--- Exercise goal ---
Pick every line with "recepção" from the material below.

--- Task material ---

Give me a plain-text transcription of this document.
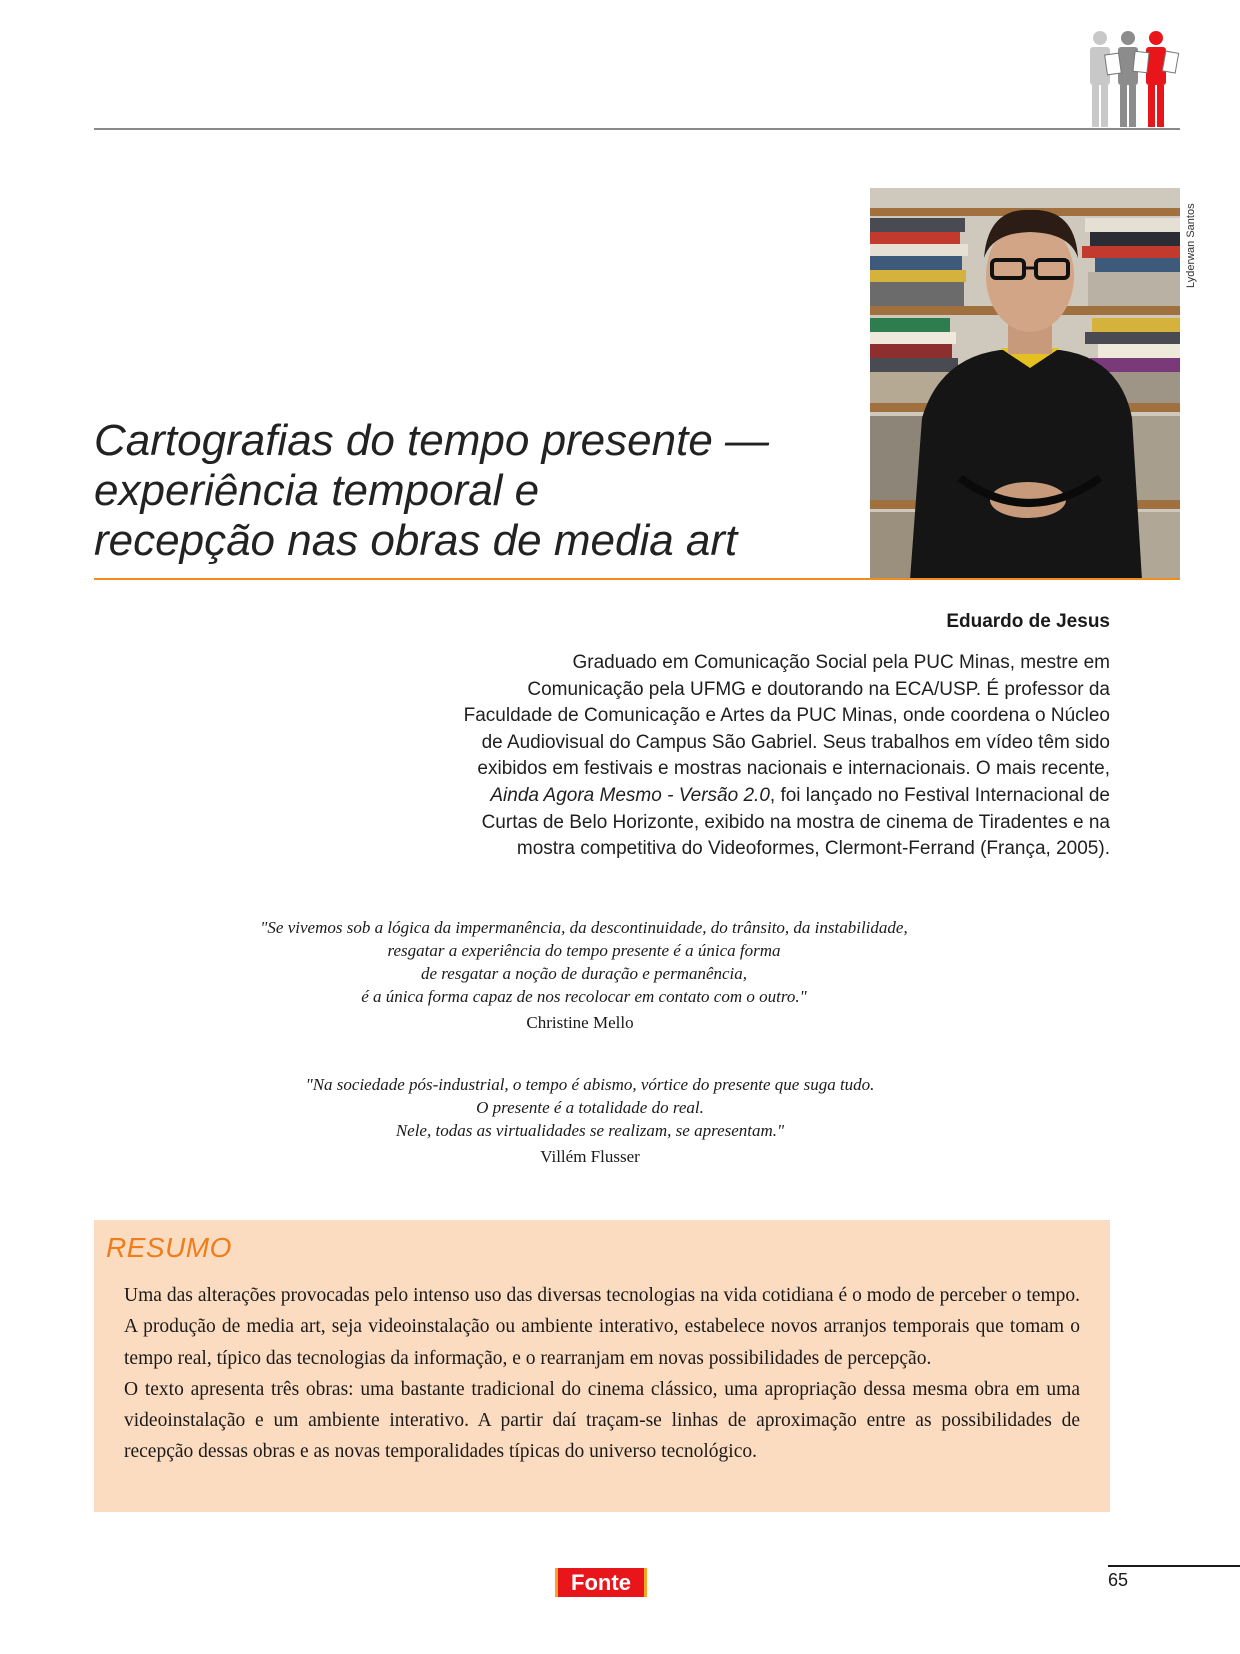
Lyderwan Santos
Cartografias do tempo presente —
experiência temporal e
recepção nas obras de media art
Eduardo de Jesus
Graduado em Comunicação Social pela PUC Minas, mestre em
Comunicação pela UFMG e doutorando na ECA/USP. É professor da
Faculdade de Comunicação e Artes da PUC Minas, onde coordena o Núcleo
de Audiovisual do Campus São Gabriel. Seus trabalhos em vídeo têm sido
exibidos em festivais e mostras nacionais e internacionais. O mais recente,
Ainda Agora Mesmo - Versão 2.0, foi lançado no Festival Internacional de
Curtas de Belo Horizonte, exibido na mostra de cinema de Tiradentes e na
mostra competitiva do Videoformes, Clermont-Ferrand (França, 2005).
"Se vivemos sob a lógica da impermanência, da descontinuidade, do trânsito, da instabilidade,
resgatar a experiência do tempo presente é a única forma
de resgatar a noção de duração e permanência,
é a única forma capaz de nos recolocar em contato com o outro."
Christine Mello
"Na sociedade pós-industrial, o tempo é abismo, vórtice do presente que suga tudo.
O presente é a totalidade do real.
Nele, todas as virtualidades se realizam, se apresentam."
Villém Flusser
RESUMO

Uma das alterações provocadas pelo intenso uso das diversas tecnologias na vida cotidiana é o modo de perceber o tempo. A produção de media art, seja videoinstalação ou ambiente interativo, estabelece novos arranjos temporais que tomam o tempo real, típico das tecnologias da informação, e o rearranjam em novas possibilidades de percepção.

O texto apresenta três obras: uma bastante tradicional do cinema clássico, uma apropriação dessa mesma obra em uma videoinstalação e um ambiente interativo. A partir daí traçam-se linhas de aproximação entre as possibilidades de recepção dessas obras e as novas temporalidades típicas do universo tecnológico.

Fonte	65
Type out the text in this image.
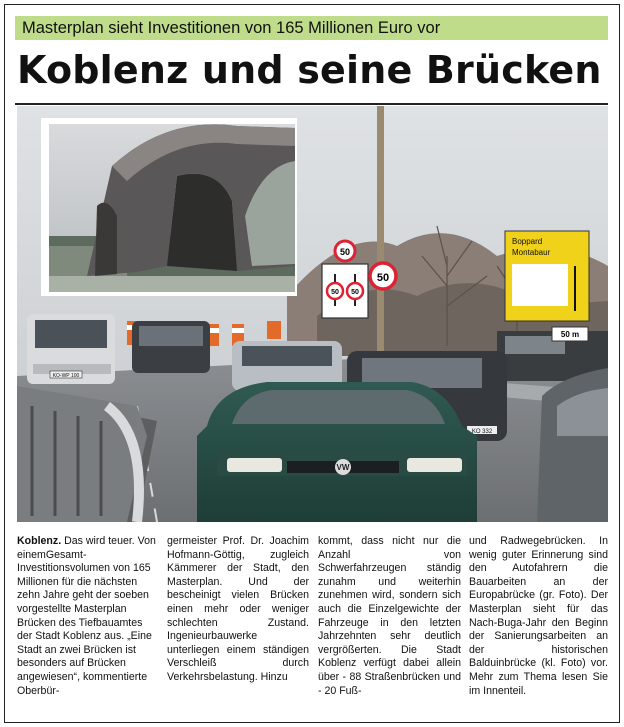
Masterplan sieht Investitionen von 165 Millionen Euro vor
Koblenz und seine Brücken
KO-WP 100
KO 332
VW
50
50 50
50
Boppard
Montabaur
50 m

Koblenz. Das wird teuer. Von einemGesamt-Investitionsvolumen von 165 Millionen für die nächsten zehn Jahre geht der soeben vorgestellte Masterplan Brücken des Tiefbauamtes der Stadt Koblenz aus. „Eine Stadt an zwei Brücken ist besonders auf Brücken angewiesen“, kommentierte Oberbür-

germeister Prof. Dr. Joachim Hofmann-Göttig, zugleich Kämmerer der Stadt, den Masterplan. Und der bescheinigt vielen Brücken einen mehr oder weniger schlechten Zustand. Ingenieurbauwerke unterliegen einem ständigen Verschleiß durch Verkehrsbelastung. Hinzu

kommt, dass nicht nur die Anzahl von Schwerfahrzeugen ständig zunahm und weiterhin zunehmen wird, sondern sich auch die Einzelgewichte der Fahrzeuge in den letzten Jahrzehnten sehr deutlich vergrößerten. Die Stadt Koblenz verfügt dabei allein über - 88 Straßenbrücken und - 20 Fuß-

und Radwegebrücken. In wenig guter Erinnerung sind den Autofahrern die Bauarbeiten an der Europabrücke (gr. Foto). Der Masterplan sieht für das Nach-Buga-Jahr den Beginn der Sanierungsarbeiten an der historischen Balduinbrücke (kl. Foto) vor. Mehr zum Thema lesen Sie im Innenteil.
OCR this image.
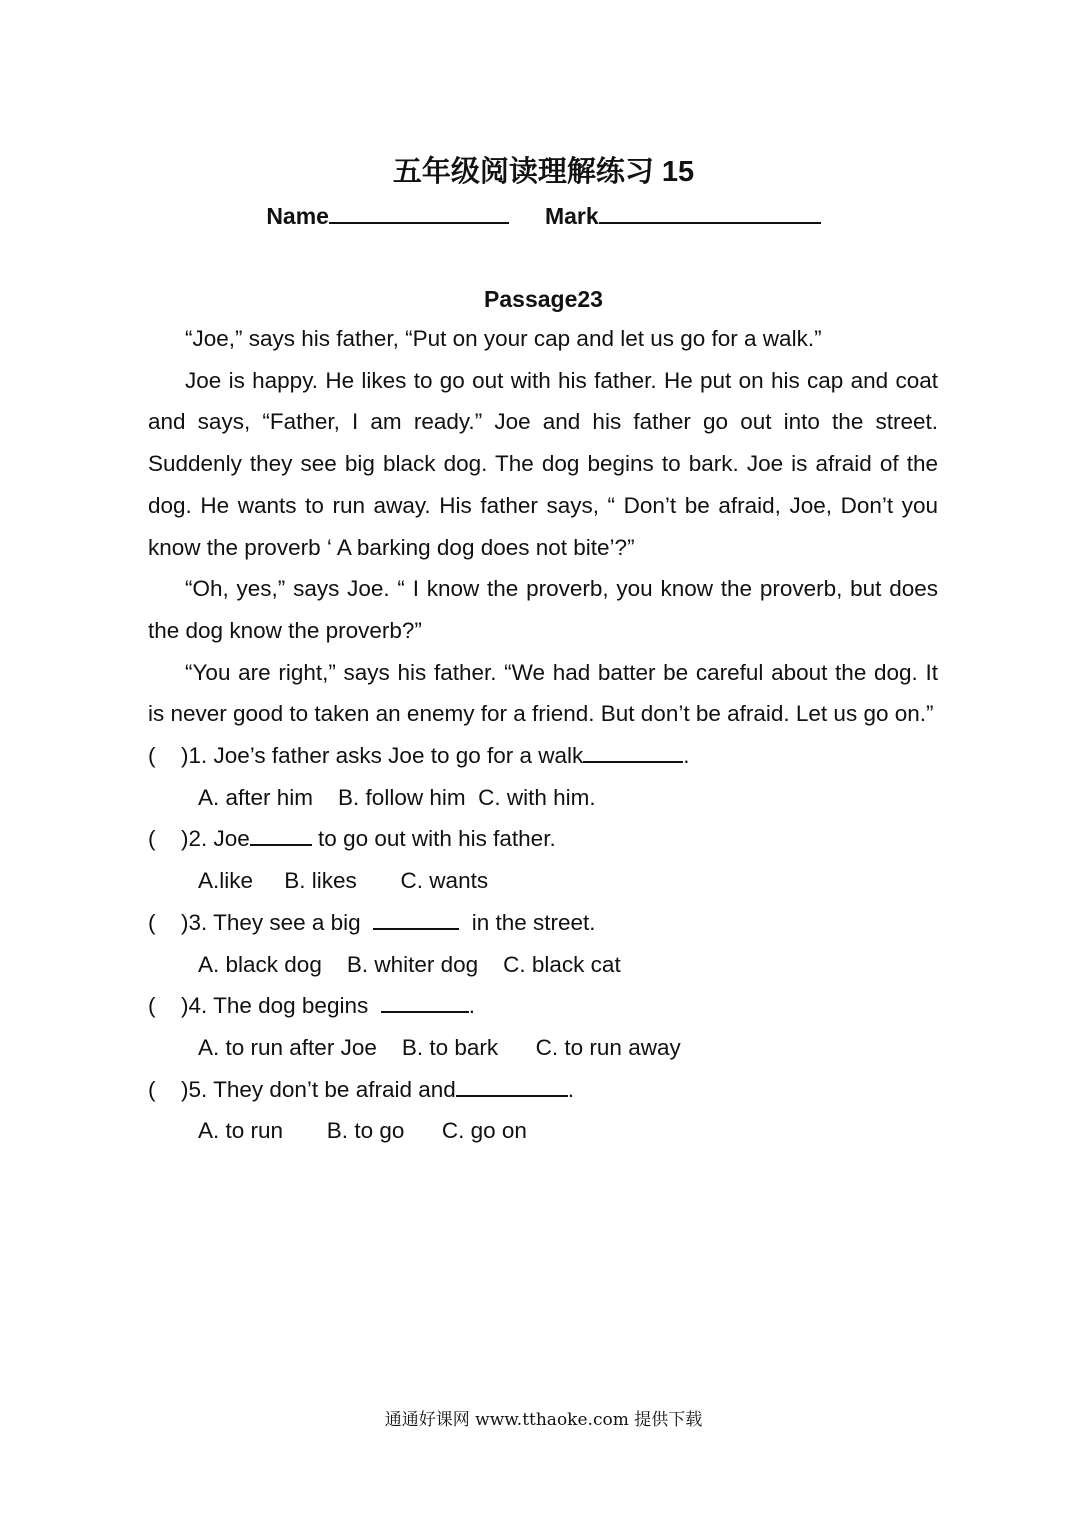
五年级阅读理解练习 15
Name	Mark
Passage23

“Joe,” says his father, “Put on your cap and let us go for a walk.”

Joe is happy. He likes to go out with his father. He put on his cap and coat and says, “Father, I am ready.” Joe and his father go out into the street. Suddenly they see big black dog. The dog begins to bark. Joe is afraid of the dog. He wants to run away. His father says, “ Don’t be afraid, Joe, Don’t you know the proverb ‘ A barking dog does not bite’?”

“Oh, yes,” says Joe. “ I know the proverb, you know the proverb, but does the dog know the proverb?”

“You are right,” says his father. “We had batter be careful about the dog. It is never good to taken an enemy for a friend. But don’t be afraid. Let us go on.”

( )1. Joe’s father asks Joe to go for a walk	.

A. after him    B. follow him  C. with him.

( )2. Joe	to go out with his father.

A.like     B. likes       C. wants

( )3. They see a big	in the street.

A. black dog    B. whiter dog    C. black cat

( )4. The dog begins	.

A. to run after Joe    B. to bark      C. to run away

( )5. They don’t be afraid and	.

A. to run       B. to go      C. go on

通通好课网 www.tthaoke.com 提供下载
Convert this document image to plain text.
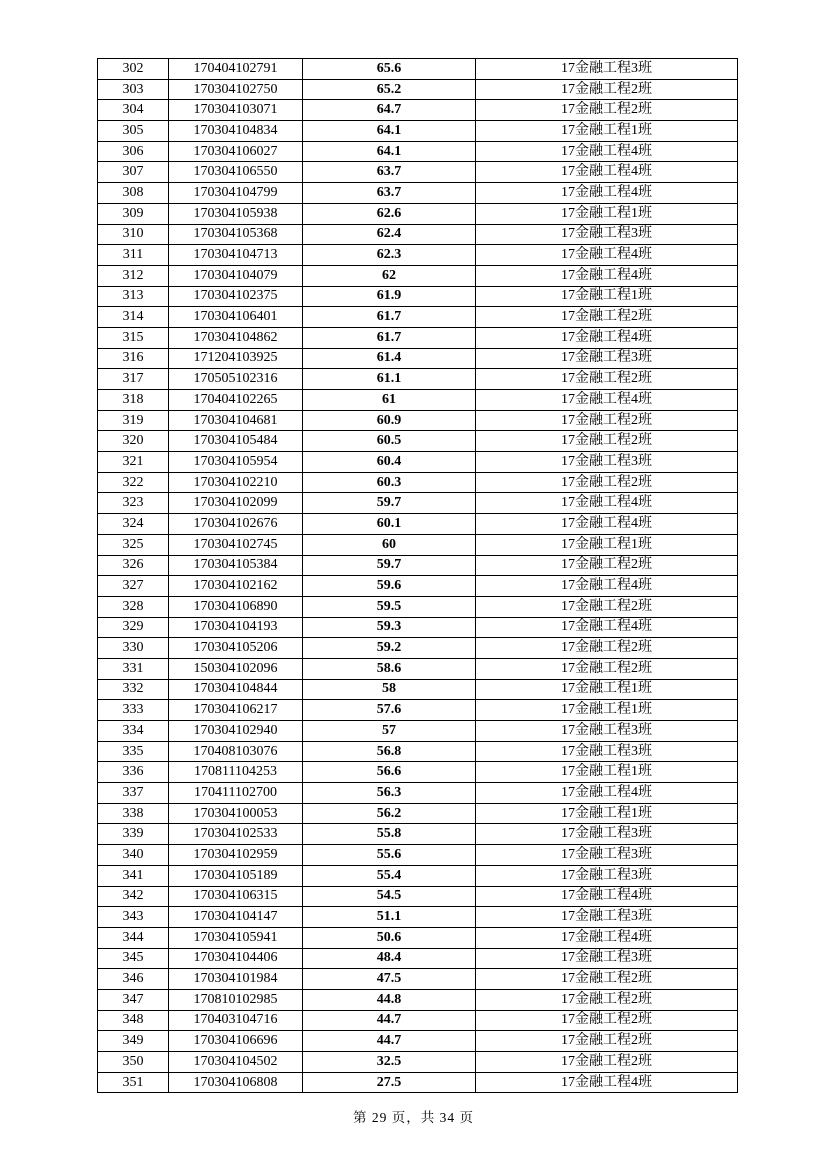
302	170404102791	65.6	17金融工程3班
303	170304102750	65.2	17金融工程2班
304	170304103071	64.7	17金融工程2班
305	170304104834	64.1	17金融工程1班
306	170304106027	64.1	17金融工程4班
307	170304106550	63.7	17金融工程4班
308	170304104799	63.7	17金融工程4班
309	170304105938	62.6	17金融工程1班
310	170304105368	62.4	17金融工程3班
311	170304104713	62.3	17金融工程4班
312	170304104079	62	17金融工程4班
313	170304102375	61.9	17金融工程1班
314	170304106401	61.7	17金融工程2班
315	170304104862	61.7	17金融工程4班
316	171204103925	61.4	17金融工程3班
317	170505102316	61.1	17金融工程2班
318	170404102265	61	17金融工程4班
319	170304104681	60.9	17金融工程2班
320	170304105484	60.5	17金融工程2班
321	170304105954	60.4	17金融工程3班
322	170304102210	60.3	17金融工程2班
323	170304102099	59.7	17金融工程4班
324	170304102676	60.1	17金融工程4班
325	170304102745	60	17金融工程1班
326	170304105384	59.7	17金融工程2班
327	170304102162	59.6	17金融工程4班
328	170304106890	59.5	17金融工程2班
329	170304104193	59.3	17金融工程4班
330	170304105206	59.2	17金融工程2班
331	150304102096	58.6	17金融工程2班
332	170304104844	58	17金融工程1班
333	170304106217	57.6	17金融工程1班
334	170304102940	57	17金融工程3班
335	170408103076	56.8	17金融工程3班
336	170811104253	56.6	17金融工程1班
337	170411102700	56.3	17金融工程4班
338	170304100053	56.2	17金融工程1班
339	170304102533	55.8	17金融工程3班
340	170304102959	55.6	17金融工程3班
341	170304105189	55.4	17金融工程3班
342	170304106315	54.5	17金融工程4班
343	170304104147	51.1	17金融工程3班
344	170304105941	50.6	17金融工程4班
345	170304104406	48.4	17金融工程3班
346	170304101984	47.5	17金融工程2班
347	170810102985	44.8	17金融工程2班
348	170403104716	44.7	17金融工程2班
349	170304106696	44.7	17金融工程2班
350	170304104502	32.5	17金融工程2班
351	170304106808	27.5	17金融工程4班
第 29 页，共 34 页
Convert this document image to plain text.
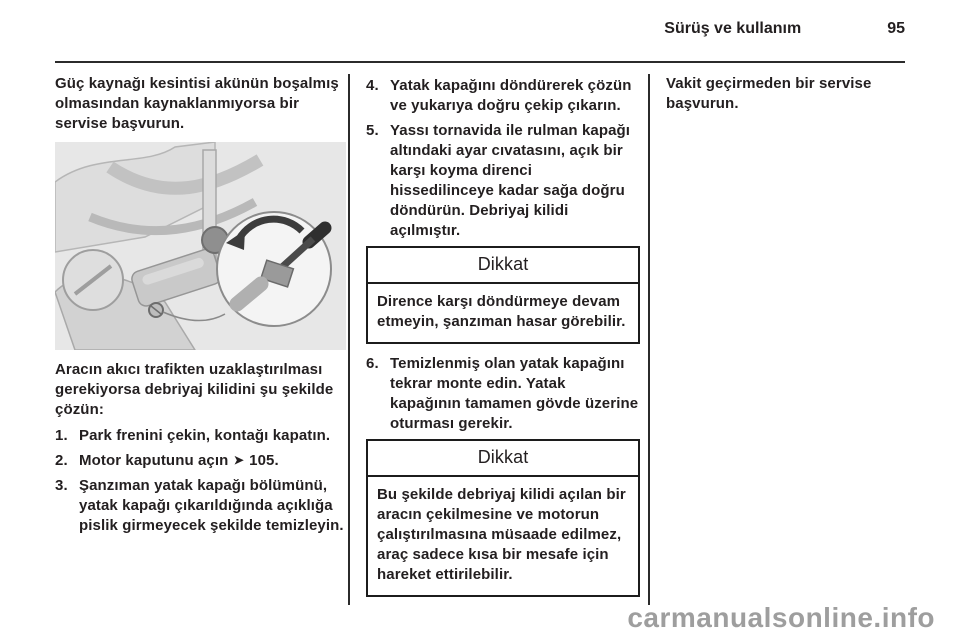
Sürüş ve kullanım	95

Güç kaynağı kesintisi akünün boşalmış olmasından kaynaklanmıyorsa bir servise başvurun.

Aracın akıcı trafikten uzaklaştırılması gerekiyorsa debriyaj kilidini şu şekilde çözün:

1. Park frenini çekin, kontağı kapatın.
2. Motor kaputunu açın ➤ 105.
3. Şanzıman yatak kapağı bölümünü, yatak kapağı çıkarıldığında açıklığa pislik girmeyecek şekilde temizleyin.
4. Yatak kapağını döndürerek çözün ve yukarıya doğru çekip çıkarın.
5. Yassı tornavida ile rulman kapağı altındaki ayar cıvatasını, açık bir karşı koyma direnci hissedilinceye kadar sağa doğru döndürün. Debriyaj kilidi açılmıştır.
Dikkat
Dirence karşı döndürmeye devam etmeyin, şanzıman hasar görebilir.
6. Temizlenmiş olan yatak kapağını tekrar monte edin. Yatak kapağının tamamen gövde üzerine oturması gerekir.
Dikkat
Bu şekilde debriyaj kilidi açılan bir aracın çekilmesine ve motorun çalıştırılmasına müsaade edilmez, araç sadece kısa bir mesafe için hareket ettirilebilir.

Vakit geçirmeden bir servise başvurun.

carmanualsonline.info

--- Response below ---
recepção nas obras de media art
O texto apresenta três obras: uma bastante tradicional do cinema clássico, uma apropriação dessa mesma obra em uma videoinstalação e um ambiente interativo. A partir daí traçam-se linhas de aproximação entre as possibilidades de recepção dessas obras e as novas temporalidades típicas do universo tecnológico.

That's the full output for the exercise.